Tell how many lines in these records contain the string "JSON", with only the number as the reply.

Stored data entries:
'''
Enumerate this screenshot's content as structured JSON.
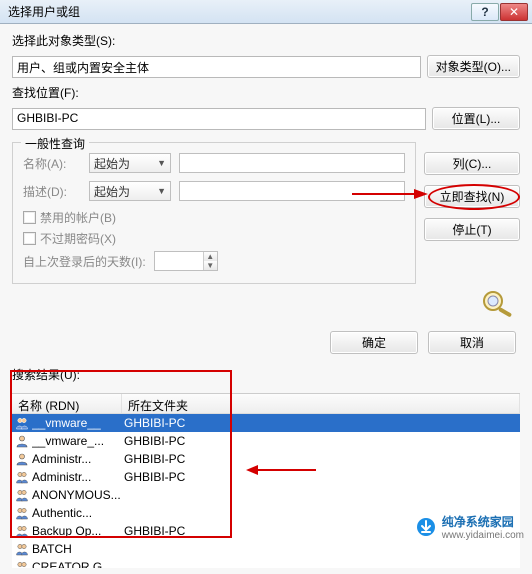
{
  "window": {
    "title": "选择用户或组",
    "help_icon": "?",
    "close_icon": "✕"
  },
  "object_type": {
    "label": "选择此对象类型(S):",
    "value": "用户、组或内置安全主体",
    "button": "对象类型(O)..."
  },
  "location": {
    "label": "查找位置(F):",
    "value": "GHBIBI-PC",
    "button": "位置(L)..."
  },
  "group": {
    "legend": "一般性查询",
    "name_label": "名称(A):",
    "name_mode": "起始为",
    "name_value": "",
    "desc_label": "描述(D):",
    "desc_mode": "起始为",
    "desc_value": "",
    "chk_disabled": "禁用的帐户(B)",
    "chk_noexpire": "不过期密码(X)",
    "days_label": "自上次登录后的天数(I):"
  },
  "right": {
    "columns_btn": "列(C)...",
    "findnow_btn": "立即查找(N)",
    "stop_btn": "停止(T)"
  },
  "footer": {
    "ok": "确定",
    "cancel": "取消"
  },
  "results": {
    "label": "搜索结果(U):",
    "col_name": "名称 (RDN)",
    "col_folder": "所在文件夹",
    "rows": [
      {
        "icon": "group",
        "name": "__vmware__",
        "folder": "GHBIBI-PC",
        "selected": true
      },
      {
        "icon": "user",
        "name": "__vmware_...",
        "folder": "GHBIBI-PC"
      },
      {
        "icon": "user",
        "name": "Administr...",
        "folder": "GHBIBI-PC"
      },
      {
        "icon": "group",
        "name": "Administr...",
        "folder": "GHBIBI-PC"
      },
      {
        "icon": "group",
        "name": "ANONYMOUS...",
        "folder": ""
      },
      {
        "icon": "group",
        "name": "Authentic...",
        "folder": ""
      },
      {
        "icon": "group",
        "name": "Backup Op...",
        "folder": "GHBIBI-PC"
      },
      {
        "icon": "group",
        "name": "BATCH",
        "folder": ""
      },
      {
        "icon": "group",
        "name": "CREATOR G...",
        "folder": ""
      }
    ]
  },
  "watermark": {
    "brand": "纯净系统家园",
    "url": "www.yidaimei.com"
  }
}
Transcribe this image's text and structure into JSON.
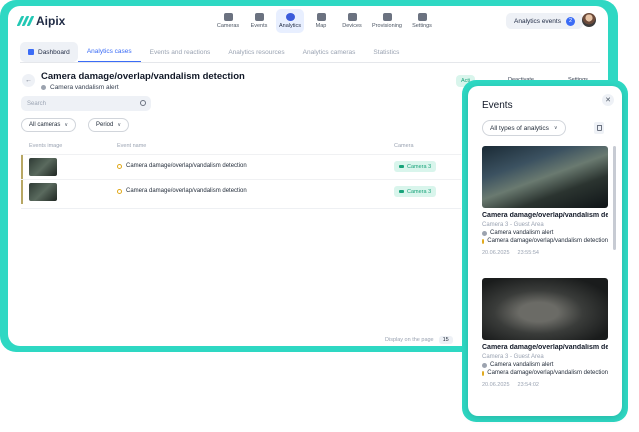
{
  "app": {
    "logo": "Aipix"
  },
  "nav": [
    {
      "label": "Cameras",
      "icon": "camera-icon"
    },
    {
      "label": "Events",
      "icon": "events-icon"
    },
    {
      "label": "Analytics",
      "icon": "analytics-icon"
    },
    {
      "label": "Map",
      "icon": "map-pin-icon"
    },
    {
      "label": "Devices",
      "icon": "devices-icon"
    },
    {
      "label": "Provisioning",
      "icon": "provisioning-icon"
    },
    {
      "label": "Settings",
      "icon": "gear-icon"
    }
  ],
  "header": {
    "analytics_events_label": "Analytics events",
    "analytics_events_count": "2"
  },
  "tabs": [
    "Dashboard",
    "Analytics cases",
    "Events and reactions",
    "Analytics resources",
    "Analytics cameras",
    "Statistics"
  ],
  "page": {
    "title": "Camera damage/overlap/vandalism detection",
    "subtitle": "Camera vandalism alert",
    "action_label": "Acti",
    "header_fragments": [
      "Deactivate",
      "Settings"
    ]
  },
  "search": {
    "placeholder": "Search"
  },
  "filters": {
    "cameras": "All cameras",
    "period": "Period"
  },
  "table": {
    "headers": [
      "Events image",
      "Event name",
      "Camera"
    ],
    "rows": [
      {
        "name": "Camera damage/overlap/vandalism detection",
        "camera": "Camera 3"
      },
      {
        "name": "Camera damage/overlap/vandalism detection",
        "camera": "Camera 3"
      }
    ]
  },
  "pager": {
    "label": "Display on the page",
    "value": "15"
  },
  "panel": {
    "title": "Events",
    "filter": "All types of analytics",
    "cards": [
      {
        "title": "Camera damage/overlap/vandalism detection",
        "camera": "Camera 3 - Guest Area",
        "line1": "Camera vandalism alert",
        "line2": "Camera damage/overlap/vandalism detection",
        "date": "20.06.2025",
        "time": "23:55:54"
      },
      {
        "title": "Camera damage/overlap/vandalism detection",
        "camera": "Camera 3 - Guest Area",
        "line1": "Camera vandalism alert",
        "line2": "Camera damage/overlap/vandalism detection",
        "date": "20.06.2025",
        "time": "23:54:02"
      }
    ]
  }
}
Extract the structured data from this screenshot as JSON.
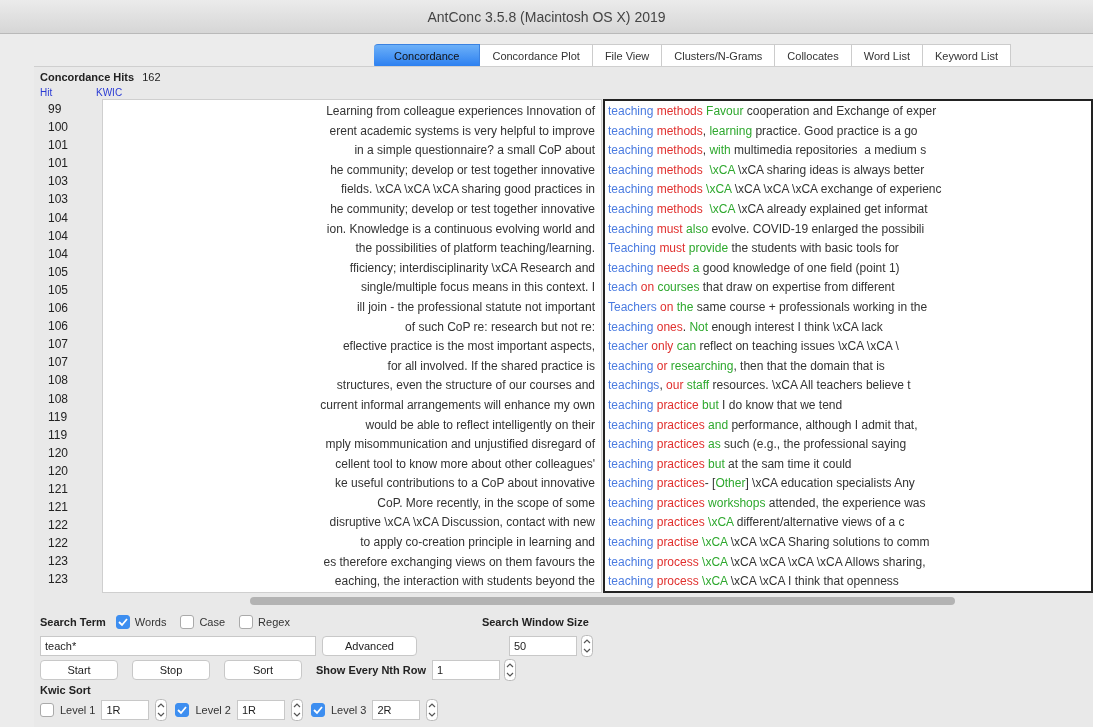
'''
Expected answer: 3